**Exercise objective**
Identify, in the records below, every line where the string "chevron" appears, and copy each such line.

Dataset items
______
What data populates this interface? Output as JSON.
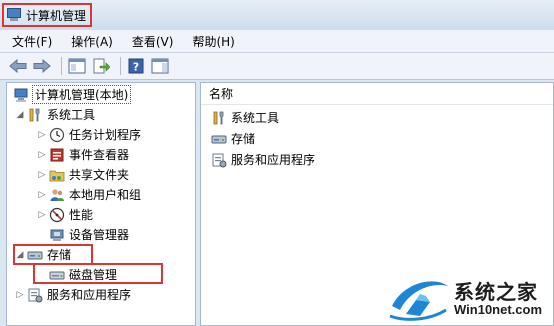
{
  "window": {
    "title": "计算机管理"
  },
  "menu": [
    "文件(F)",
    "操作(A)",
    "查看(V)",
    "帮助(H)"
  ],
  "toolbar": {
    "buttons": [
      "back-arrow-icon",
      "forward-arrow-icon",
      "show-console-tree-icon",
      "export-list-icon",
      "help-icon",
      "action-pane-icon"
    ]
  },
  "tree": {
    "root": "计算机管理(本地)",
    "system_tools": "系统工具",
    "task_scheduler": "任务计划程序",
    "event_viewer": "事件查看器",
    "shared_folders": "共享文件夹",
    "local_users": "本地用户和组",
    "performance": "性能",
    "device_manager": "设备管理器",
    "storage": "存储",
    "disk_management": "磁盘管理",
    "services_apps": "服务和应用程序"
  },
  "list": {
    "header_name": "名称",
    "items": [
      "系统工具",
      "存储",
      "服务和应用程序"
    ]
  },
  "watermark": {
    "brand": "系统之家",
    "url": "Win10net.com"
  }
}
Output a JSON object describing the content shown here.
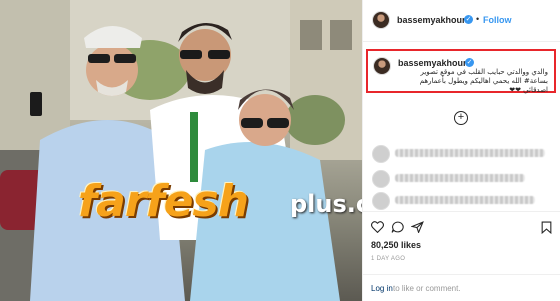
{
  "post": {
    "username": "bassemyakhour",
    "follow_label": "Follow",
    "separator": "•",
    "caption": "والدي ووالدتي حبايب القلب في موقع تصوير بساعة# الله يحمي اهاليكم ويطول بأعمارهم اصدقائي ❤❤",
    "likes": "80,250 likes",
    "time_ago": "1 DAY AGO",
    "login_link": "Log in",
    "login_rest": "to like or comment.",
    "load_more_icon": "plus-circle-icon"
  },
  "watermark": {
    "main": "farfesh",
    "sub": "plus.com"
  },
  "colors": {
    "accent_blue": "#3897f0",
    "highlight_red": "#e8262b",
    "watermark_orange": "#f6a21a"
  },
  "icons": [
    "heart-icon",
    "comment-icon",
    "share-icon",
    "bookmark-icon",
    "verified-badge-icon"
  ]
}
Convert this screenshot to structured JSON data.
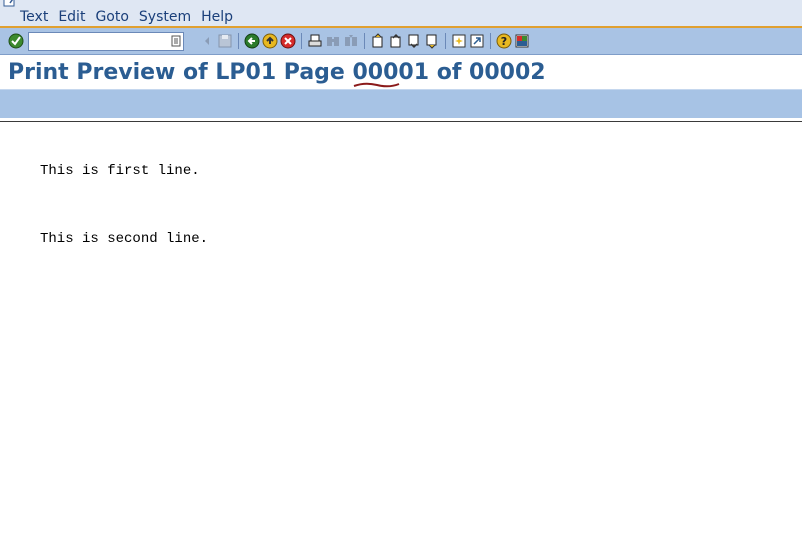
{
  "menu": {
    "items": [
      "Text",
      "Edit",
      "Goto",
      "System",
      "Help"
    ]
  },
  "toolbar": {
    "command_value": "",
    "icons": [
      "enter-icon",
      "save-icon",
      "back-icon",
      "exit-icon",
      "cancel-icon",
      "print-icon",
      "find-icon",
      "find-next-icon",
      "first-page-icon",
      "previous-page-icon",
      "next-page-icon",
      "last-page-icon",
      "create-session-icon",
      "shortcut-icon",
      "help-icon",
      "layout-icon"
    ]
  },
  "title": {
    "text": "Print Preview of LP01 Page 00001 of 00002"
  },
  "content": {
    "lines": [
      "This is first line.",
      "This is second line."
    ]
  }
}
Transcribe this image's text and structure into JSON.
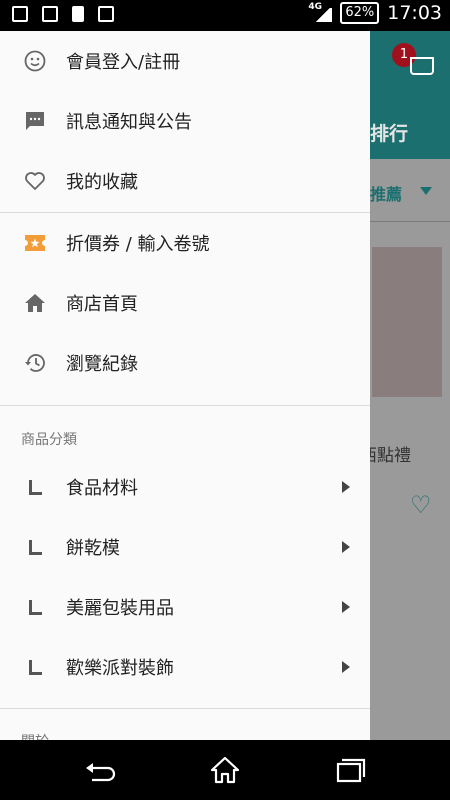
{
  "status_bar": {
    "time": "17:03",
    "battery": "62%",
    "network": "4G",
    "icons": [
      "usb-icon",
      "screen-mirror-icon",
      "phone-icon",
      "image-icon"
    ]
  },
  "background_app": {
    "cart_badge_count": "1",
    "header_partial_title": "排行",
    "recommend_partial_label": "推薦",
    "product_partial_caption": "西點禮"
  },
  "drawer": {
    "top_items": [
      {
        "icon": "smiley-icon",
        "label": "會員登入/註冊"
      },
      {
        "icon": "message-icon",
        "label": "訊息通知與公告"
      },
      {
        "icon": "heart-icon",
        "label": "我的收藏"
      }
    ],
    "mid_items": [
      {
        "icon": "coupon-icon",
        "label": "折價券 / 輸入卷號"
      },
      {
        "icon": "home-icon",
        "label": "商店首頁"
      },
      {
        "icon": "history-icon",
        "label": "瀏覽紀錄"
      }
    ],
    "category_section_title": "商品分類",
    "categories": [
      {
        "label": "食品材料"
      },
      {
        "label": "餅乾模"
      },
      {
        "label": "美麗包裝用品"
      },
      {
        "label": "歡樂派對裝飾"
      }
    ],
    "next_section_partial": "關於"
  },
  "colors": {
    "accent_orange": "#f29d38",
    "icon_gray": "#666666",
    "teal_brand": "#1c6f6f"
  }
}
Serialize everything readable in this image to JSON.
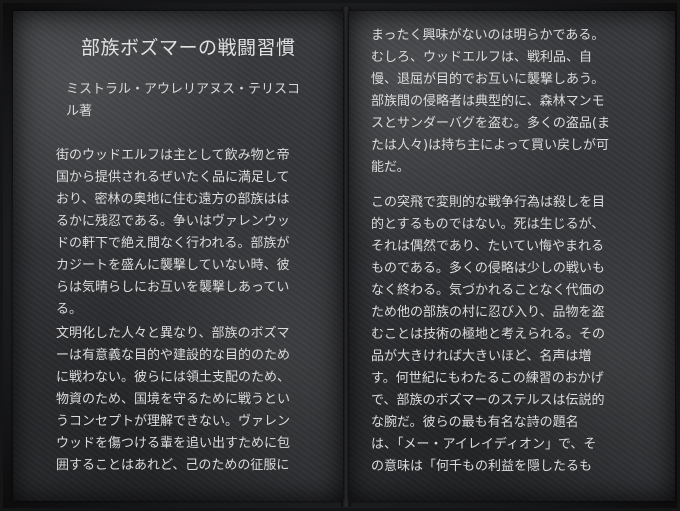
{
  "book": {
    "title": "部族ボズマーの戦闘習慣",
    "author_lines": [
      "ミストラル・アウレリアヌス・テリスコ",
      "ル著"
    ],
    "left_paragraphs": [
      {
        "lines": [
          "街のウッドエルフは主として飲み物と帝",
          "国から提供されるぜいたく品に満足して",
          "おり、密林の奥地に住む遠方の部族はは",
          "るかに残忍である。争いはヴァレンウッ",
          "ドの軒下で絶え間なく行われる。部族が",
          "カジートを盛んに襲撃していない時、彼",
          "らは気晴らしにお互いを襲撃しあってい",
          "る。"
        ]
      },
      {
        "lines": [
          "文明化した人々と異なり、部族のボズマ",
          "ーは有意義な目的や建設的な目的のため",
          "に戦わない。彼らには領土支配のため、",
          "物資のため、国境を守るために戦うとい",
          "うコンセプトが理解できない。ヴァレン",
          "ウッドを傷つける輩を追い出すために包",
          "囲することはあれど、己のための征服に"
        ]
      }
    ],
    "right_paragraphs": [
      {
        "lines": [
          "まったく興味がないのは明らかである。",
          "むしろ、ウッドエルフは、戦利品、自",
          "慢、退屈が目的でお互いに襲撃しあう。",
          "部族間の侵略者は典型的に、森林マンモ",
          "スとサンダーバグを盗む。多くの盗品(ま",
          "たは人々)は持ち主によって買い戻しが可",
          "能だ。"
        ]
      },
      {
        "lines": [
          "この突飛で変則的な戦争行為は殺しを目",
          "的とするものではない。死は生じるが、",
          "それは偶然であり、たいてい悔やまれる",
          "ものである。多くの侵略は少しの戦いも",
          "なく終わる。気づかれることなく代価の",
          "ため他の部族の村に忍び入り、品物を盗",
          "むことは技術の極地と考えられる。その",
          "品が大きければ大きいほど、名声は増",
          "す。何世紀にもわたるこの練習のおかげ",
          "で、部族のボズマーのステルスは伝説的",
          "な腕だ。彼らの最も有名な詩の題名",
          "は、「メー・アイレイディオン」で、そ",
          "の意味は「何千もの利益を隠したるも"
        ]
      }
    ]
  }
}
______
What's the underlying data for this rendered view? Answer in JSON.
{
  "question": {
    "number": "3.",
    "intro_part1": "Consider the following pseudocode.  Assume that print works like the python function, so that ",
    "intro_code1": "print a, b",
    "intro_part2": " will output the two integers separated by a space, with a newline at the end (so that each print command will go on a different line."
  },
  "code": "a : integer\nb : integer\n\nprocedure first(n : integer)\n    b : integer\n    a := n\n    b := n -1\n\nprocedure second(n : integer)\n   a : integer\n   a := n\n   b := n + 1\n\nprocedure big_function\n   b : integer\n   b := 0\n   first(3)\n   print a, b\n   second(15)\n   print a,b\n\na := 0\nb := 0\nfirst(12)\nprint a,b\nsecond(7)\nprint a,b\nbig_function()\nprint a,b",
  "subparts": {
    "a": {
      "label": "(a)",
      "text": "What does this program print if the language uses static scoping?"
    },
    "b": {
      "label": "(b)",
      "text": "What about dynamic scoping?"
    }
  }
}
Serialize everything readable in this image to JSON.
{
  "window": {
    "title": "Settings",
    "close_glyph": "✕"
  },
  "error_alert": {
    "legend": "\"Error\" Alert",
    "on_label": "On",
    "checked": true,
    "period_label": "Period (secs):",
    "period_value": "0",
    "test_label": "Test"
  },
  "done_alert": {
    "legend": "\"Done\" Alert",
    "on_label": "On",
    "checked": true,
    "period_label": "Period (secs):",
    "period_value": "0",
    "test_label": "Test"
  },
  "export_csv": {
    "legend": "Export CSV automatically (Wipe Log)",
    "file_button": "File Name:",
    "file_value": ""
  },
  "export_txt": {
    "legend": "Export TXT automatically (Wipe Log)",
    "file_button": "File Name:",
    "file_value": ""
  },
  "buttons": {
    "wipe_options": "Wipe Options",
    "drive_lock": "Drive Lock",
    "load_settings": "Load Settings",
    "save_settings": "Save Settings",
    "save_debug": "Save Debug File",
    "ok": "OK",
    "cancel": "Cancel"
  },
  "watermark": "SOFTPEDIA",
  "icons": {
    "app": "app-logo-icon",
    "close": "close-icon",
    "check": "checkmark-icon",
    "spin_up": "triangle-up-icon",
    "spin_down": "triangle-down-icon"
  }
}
______
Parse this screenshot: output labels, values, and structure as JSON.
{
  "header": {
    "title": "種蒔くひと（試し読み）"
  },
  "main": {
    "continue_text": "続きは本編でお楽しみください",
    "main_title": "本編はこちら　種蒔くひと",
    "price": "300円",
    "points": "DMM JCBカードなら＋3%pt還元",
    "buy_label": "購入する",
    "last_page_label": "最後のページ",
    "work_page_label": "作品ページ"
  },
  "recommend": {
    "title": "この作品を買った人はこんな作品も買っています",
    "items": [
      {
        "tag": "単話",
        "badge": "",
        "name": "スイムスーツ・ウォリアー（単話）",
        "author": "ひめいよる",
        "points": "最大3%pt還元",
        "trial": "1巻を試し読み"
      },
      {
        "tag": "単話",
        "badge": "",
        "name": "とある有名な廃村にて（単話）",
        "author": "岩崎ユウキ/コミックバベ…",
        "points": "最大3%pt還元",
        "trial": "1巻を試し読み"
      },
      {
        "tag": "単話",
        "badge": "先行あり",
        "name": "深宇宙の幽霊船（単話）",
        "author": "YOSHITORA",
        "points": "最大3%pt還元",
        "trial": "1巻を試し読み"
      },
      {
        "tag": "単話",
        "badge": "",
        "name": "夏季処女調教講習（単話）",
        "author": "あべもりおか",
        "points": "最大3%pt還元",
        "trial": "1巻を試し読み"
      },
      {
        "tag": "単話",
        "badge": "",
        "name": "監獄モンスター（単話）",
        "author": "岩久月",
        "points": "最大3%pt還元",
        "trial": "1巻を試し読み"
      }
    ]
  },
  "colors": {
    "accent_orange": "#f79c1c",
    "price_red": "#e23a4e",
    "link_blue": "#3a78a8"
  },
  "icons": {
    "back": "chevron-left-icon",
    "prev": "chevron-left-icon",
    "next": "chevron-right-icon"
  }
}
______
**Final answer**
    "back": "chevron-left-icon",
    "prev": "chevron-left-icon",
    "next": "chevron-right-icon"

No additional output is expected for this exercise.